## WHAT IS REQUIRED
Collect all the lines that mention the word "screenshot".

## DATA SECTION
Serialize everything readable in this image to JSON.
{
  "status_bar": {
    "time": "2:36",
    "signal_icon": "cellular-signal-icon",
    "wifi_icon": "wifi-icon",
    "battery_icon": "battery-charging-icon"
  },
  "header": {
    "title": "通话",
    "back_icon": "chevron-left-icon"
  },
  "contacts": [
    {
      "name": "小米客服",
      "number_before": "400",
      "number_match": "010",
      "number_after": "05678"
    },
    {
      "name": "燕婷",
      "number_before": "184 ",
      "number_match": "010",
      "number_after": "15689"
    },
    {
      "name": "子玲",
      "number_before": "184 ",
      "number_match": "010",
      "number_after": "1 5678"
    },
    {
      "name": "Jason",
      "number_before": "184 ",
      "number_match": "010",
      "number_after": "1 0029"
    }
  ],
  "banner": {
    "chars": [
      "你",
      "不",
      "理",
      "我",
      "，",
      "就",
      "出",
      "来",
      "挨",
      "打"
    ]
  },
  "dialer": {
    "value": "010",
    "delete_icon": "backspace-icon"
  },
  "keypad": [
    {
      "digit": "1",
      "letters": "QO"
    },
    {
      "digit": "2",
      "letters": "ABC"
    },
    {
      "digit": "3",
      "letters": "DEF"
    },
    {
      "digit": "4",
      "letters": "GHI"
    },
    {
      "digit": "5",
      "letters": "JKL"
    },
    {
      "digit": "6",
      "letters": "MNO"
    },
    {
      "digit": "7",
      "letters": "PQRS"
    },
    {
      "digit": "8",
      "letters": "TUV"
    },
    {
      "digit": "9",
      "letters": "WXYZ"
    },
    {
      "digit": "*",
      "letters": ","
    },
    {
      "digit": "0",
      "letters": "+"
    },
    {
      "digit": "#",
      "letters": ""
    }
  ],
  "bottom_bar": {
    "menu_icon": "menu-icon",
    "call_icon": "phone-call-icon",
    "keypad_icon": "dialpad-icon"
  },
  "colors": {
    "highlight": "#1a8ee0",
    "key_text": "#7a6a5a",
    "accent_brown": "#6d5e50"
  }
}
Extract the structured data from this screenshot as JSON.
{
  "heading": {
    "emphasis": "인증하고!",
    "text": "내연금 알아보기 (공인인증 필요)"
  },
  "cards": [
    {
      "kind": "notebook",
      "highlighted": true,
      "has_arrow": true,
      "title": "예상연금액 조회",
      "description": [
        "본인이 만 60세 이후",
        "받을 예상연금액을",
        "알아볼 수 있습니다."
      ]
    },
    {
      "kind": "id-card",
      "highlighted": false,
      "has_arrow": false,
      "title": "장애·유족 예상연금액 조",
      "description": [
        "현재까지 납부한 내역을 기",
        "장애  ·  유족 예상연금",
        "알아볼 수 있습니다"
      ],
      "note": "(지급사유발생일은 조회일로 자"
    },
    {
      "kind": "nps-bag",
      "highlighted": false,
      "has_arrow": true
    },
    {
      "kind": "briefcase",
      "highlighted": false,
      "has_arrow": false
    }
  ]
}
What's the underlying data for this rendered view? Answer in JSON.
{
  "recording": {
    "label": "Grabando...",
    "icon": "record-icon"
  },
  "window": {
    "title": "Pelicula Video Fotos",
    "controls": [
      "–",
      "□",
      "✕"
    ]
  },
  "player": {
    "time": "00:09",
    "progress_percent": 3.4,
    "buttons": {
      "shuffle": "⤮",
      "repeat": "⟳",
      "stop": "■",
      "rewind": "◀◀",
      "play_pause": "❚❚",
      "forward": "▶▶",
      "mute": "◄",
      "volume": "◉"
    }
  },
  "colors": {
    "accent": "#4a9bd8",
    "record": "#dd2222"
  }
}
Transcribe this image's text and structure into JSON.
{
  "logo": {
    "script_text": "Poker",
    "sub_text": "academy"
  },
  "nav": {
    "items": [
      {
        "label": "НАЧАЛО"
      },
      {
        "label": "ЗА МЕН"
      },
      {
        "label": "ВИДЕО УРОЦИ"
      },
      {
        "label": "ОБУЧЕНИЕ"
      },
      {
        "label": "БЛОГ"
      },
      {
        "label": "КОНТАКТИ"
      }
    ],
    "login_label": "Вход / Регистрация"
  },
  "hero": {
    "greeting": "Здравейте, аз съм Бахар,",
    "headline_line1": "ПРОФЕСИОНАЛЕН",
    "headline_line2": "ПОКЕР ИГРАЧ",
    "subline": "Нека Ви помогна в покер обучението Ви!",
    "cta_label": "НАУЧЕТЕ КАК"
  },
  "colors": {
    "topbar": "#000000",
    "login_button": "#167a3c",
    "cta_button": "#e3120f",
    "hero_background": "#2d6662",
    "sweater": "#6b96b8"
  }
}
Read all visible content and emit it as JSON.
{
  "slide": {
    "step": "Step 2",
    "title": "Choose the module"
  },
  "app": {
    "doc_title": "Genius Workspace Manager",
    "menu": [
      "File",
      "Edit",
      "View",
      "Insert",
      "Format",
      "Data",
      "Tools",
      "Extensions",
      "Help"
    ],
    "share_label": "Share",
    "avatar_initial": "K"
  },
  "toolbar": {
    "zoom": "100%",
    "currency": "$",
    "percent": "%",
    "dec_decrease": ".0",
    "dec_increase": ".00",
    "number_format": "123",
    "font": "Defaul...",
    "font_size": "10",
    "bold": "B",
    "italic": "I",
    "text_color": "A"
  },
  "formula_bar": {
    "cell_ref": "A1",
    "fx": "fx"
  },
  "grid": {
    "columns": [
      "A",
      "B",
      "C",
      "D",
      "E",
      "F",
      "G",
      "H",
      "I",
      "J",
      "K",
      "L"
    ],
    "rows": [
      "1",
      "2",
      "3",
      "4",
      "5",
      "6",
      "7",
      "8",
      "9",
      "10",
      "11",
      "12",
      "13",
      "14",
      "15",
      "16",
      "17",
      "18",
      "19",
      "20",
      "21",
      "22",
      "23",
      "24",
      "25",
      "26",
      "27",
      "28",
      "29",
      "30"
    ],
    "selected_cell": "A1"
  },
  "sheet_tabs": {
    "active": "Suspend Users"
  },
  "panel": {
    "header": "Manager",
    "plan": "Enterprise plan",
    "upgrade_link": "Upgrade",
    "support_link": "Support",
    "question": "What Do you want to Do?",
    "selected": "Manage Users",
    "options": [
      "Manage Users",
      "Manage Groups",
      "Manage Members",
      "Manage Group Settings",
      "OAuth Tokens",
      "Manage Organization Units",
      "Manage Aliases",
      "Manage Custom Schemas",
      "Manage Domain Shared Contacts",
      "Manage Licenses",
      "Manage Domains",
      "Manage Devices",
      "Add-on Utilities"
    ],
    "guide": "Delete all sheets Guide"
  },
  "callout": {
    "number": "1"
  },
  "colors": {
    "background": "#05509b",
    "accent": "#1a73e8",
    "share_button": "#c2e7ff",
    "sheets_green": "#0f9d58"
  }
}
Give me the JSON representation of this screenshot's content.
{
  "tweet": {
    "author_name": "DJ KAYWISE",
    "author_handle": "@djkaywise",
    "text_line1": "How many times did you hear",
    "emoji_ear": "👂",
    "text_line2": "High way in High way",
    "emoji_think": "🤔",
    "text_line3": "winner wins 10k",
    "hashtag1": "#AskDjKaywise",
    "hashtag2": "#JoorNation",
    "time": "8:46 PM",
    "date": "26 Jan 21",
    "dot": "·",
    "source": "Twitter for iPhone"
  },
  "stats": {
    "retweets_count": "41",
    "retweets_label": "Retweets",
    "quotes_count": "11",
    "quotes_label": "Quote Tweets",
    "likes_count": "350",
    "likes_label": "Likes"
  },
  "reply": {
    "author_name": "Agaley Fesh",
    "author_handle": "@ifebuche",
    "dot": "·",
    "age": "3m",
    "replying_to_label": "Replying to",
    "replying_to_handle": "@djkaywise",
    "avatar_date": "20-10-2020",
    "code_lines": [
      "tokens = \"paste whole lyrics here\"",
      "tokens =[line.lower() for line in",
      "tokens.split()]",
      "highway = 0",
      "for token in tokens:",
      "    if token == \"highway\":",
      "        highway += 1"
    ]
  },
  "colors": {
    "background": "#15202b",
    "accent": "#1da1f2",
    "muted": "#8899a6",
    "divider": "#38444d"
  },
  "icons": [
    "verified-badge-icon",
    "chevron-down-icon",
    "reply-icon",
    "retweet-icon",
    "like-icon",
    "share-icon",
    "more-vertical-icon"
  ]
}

## SOLUTION FOR THIS PROBLEM
Extract the structured data from this screenshot as JSON.
Give me the JSON representation of this screenshot's content.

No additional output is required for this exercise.